Directions for this task - Take the material below and retype it in full; pictures are left out.

Data lines -
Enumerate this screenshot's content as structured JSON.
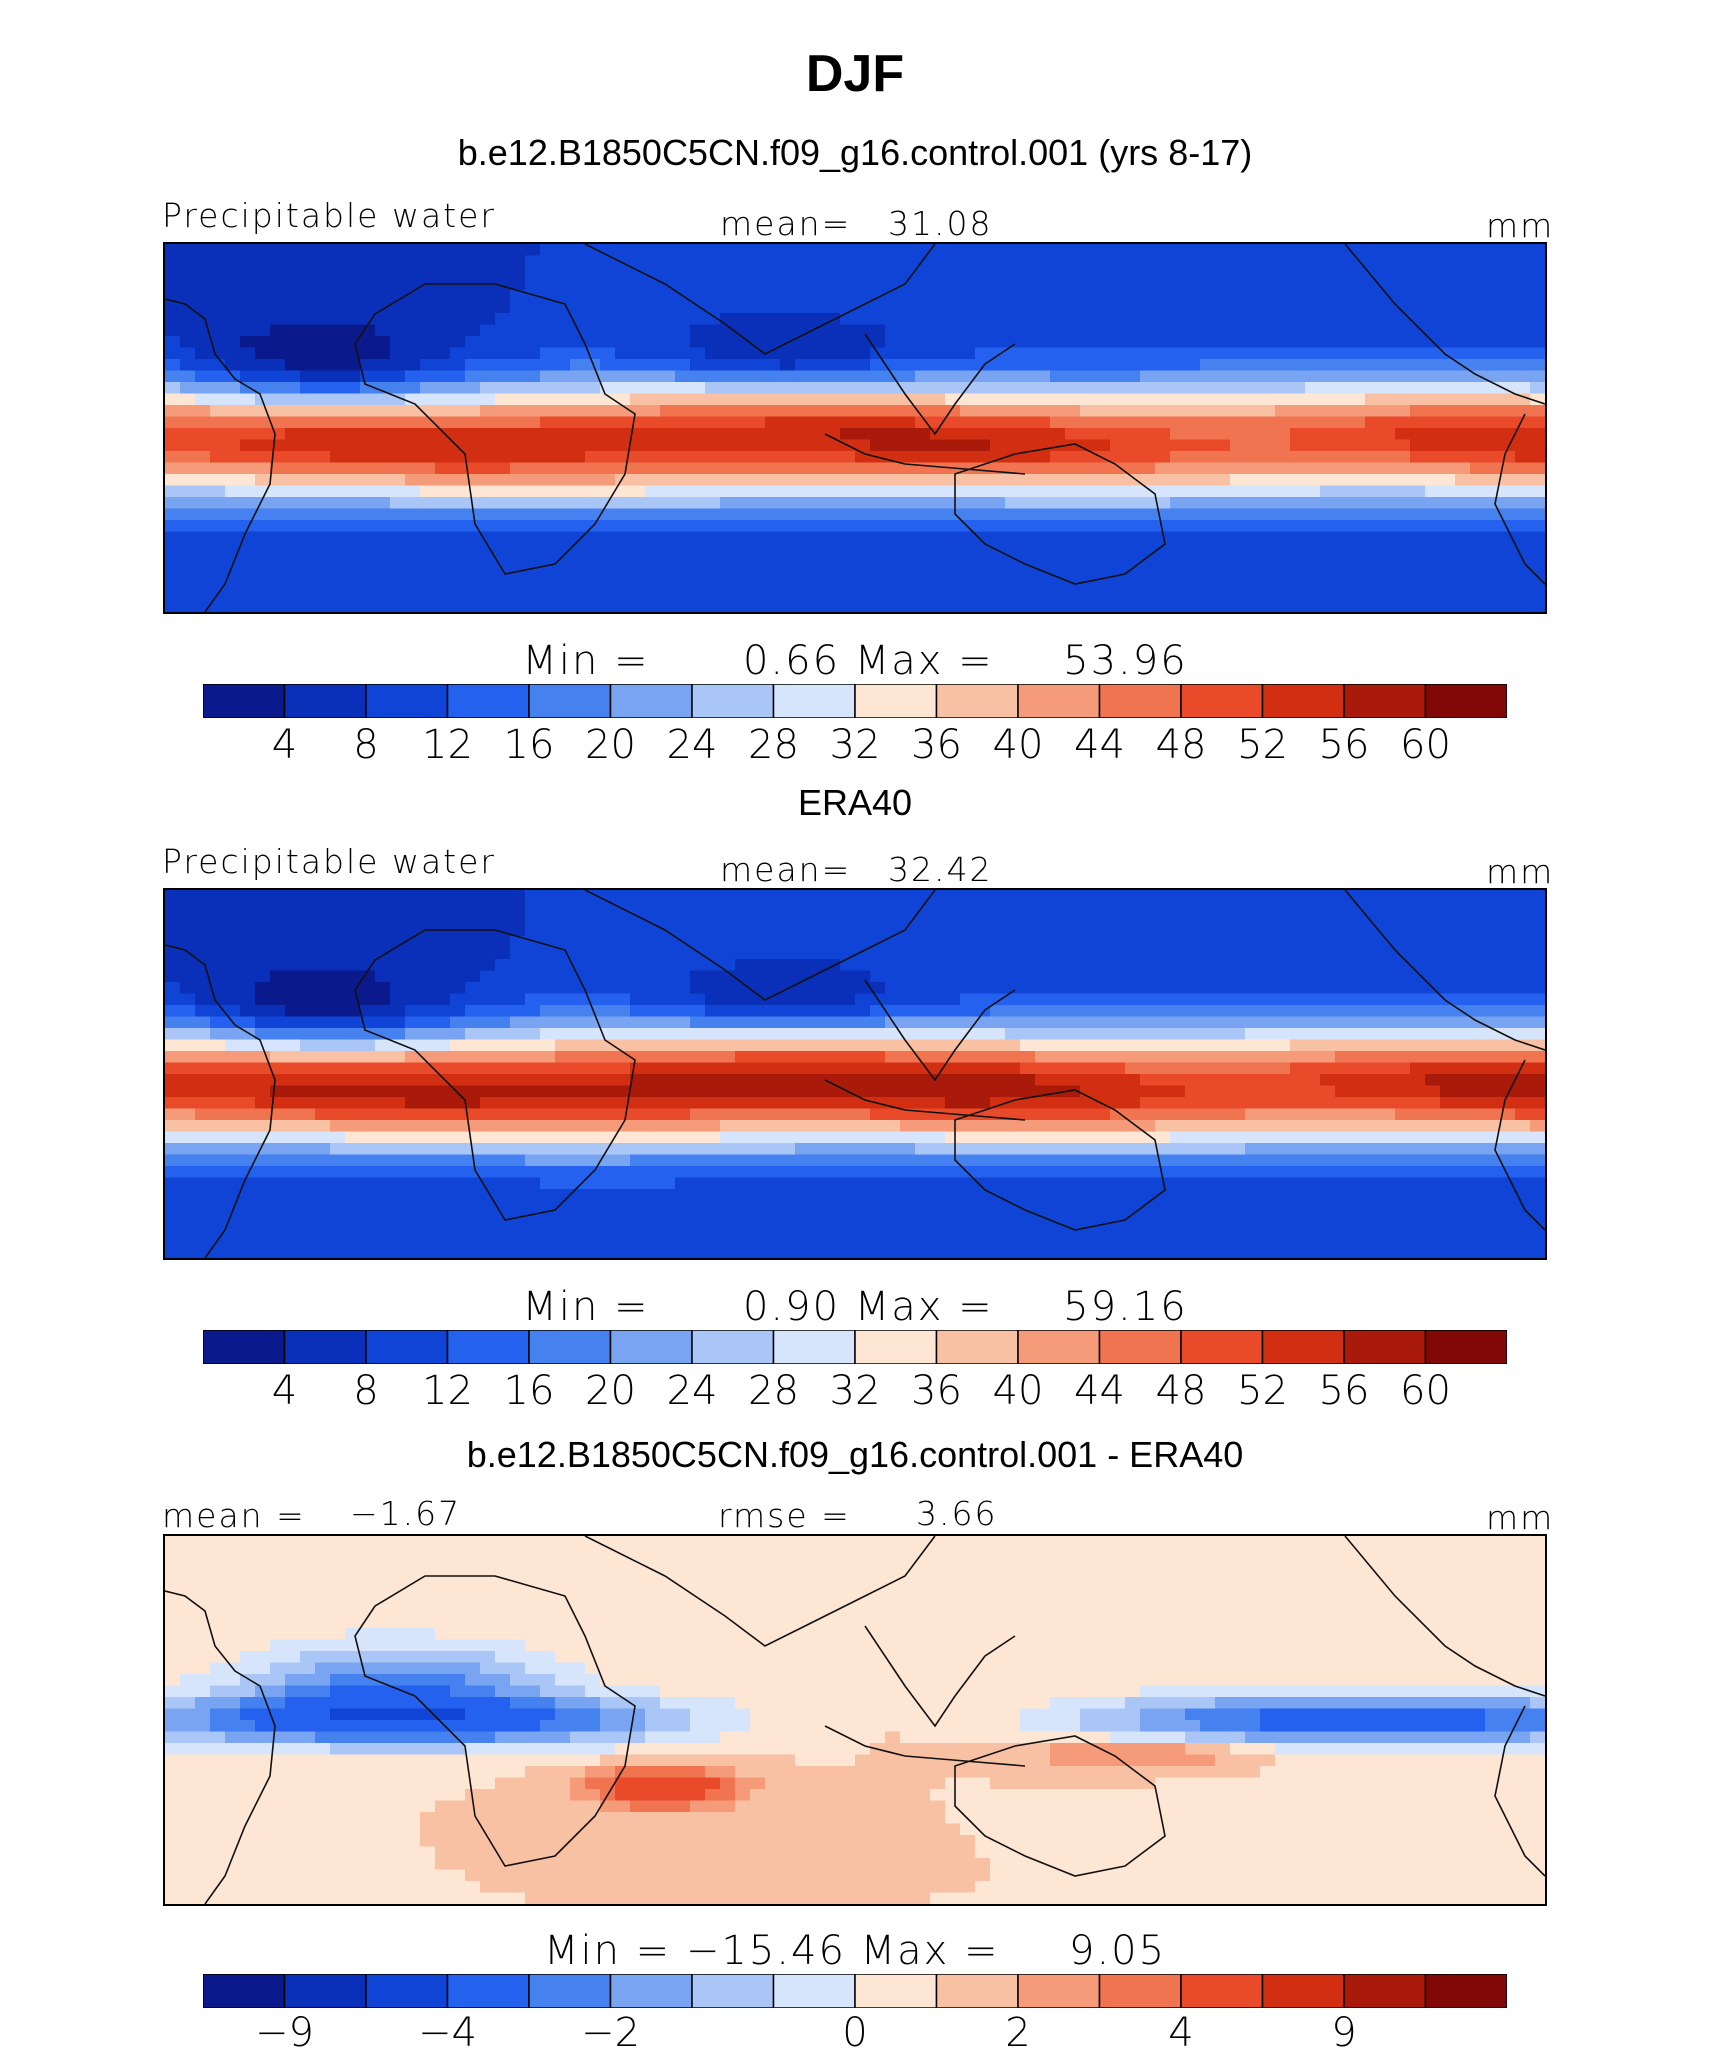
{
  "figure": {
    "title": "DJF"
  },
  "palette": [
    "#0a1a8c",
    "#0a2fb8",
    "#0f44d6",
    "#2461ee",
    "#4581ef",
    "#79a4f2",
    "#aac6f7",
    "#d6e5fb",
    "#fde6d3",
    "#f9c1a4",
    "#f69b7a",
    "#f17451",
    "#e94a2a",
    "#d22f12",
    "#aa1a0a",
    "#820808"
  ],
  "chart_data": [
    {
      "type": "heatmap",
      "title": "b.e12.B1850C5CN.f09_g16.control.001 (yrs 8-17)",
      "variable": "Precipitable water",
      "units": "mm",
      "mean_label": "mean=",
      "mean": "31.08",
      "min_label": "Min =",
      "min": "0.66",
      "max_label": "Max =",
      "max": "53.96",
      "levels": [
        "4",
        "8",
        "12",
        "16",
        "20",
        "24",
        "28",
        "32",
        "36",
        "40",
        "44",
        "48",
        "52",
        "56",
        "60"
      ]
    },
    {
      "type": "heatmap",
      "title": "ERA40",
      "variable": "Precipitable water",
      "units": "mm",
      "mean_label": "mean=",
      "mean": "32.42",
      "min_label": "Min =",
      "min": "0.90",
      "max_label": "Max =",
      "max": "59.16",
      "levels": [
        "4",
        "8",
        "12",
        "16",
        "20",
        "24",
        "28",
        "32",
        "36",
        "40",
        "44",
        "48",
        "52",
        "56",
        "60"
      ]
    },
    {
      "type": "heatmap",
      "title": "b.e12.B1850C5CN.f09_g16.control.001 - ERA40",
      "units": "mm",
      "mean_label": "mean =",
      "mean": "−1.67",
      "rmse_label": "rmse =",
      "rmse": "3.66",
      "min_label": "Min =",
      "min": "−15.46",
      "max_label": "Max =",
      "max": "9.05",
      "levels": [
        "−9",
        "−4",
        "−2",
        "0",
        "2",
        "4",
        "9"
      ]
    }
  ]
}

Finished exercise -
Enumerate this screenshot's content as structured JSON.
{
  "figure": {
    "title": "DJF"
  },
  "palette": [
    "#0a1a8c",
    "#0a2fb8",
    "#0f44d6",
    "#2461ee",
    "#4581ef",
    "#79a4f2",
    "#aac6f7",
    "#d6e5fb",
    "#fde6d3",
    "#f9c1a4",
    "#f69b7a",
    "#f17451",
    "#e94a2a",
    "#d22f12",
    "#aa1a0a",
    "#820808"
  ],
  "chart_data": [
    {
      "type": "heatmap",
      "title": "b.e12.B1850C5CN.f09_g16.control.001 (yrs 8-17)",
      "variable": "Precipitable water",
      "units": "mm",
      "mean_label": "mean=",
      "mean": "31.08",
      "min_label": "Min =",
      "min": "0.66",
      "max_label": "Max =",
      "max": "53.96",
      "levels": [
        "4",
        "8",
        "12",
        "16",
        "20",
        "24",
        "28",
        "32",
        "36",
        "40",
        "44",
        "48",
        "52",
        "56",
        "60"
      ]
    },
    {
      "type": "heatmap",
      "title": "ERA40",
      "variable": "Precipitable water",
      "units": "mm",
      "mean_label": "mean=",
      "mean": "32.42",
      "min_label": "Min =",
      "min": "0.90",
      "max_label": "Max =",
      "max": "59.16",
      "levels": [
        "4",
        "8",
        "12",
        "16",
        "20",
        "24",
        "28",
        "32",
        "36",
        "40",
        "44",
        "48",
        "52",
        "56",
        "60"
      ]
    },
    {
      "type": "heatmap",
      "title": "b.e12.B1850C5CN.f09_g16.control.001 - ERA40",
      "units": "mm",
      "mean_label": "mean =",
      "mean": "−1.67",
      "rmse_label": "rmse =",
      "rmse": "3.66",
      "min_label": "Min =",
      "min": "−15.46",
      "max_label": "Max =",
      "max": "9.05",
      "levels": [
        "−9",
        "−4",
        "−2",
        "0",
        "2",
        "4",
        "9"
      ]
    }
  ]
}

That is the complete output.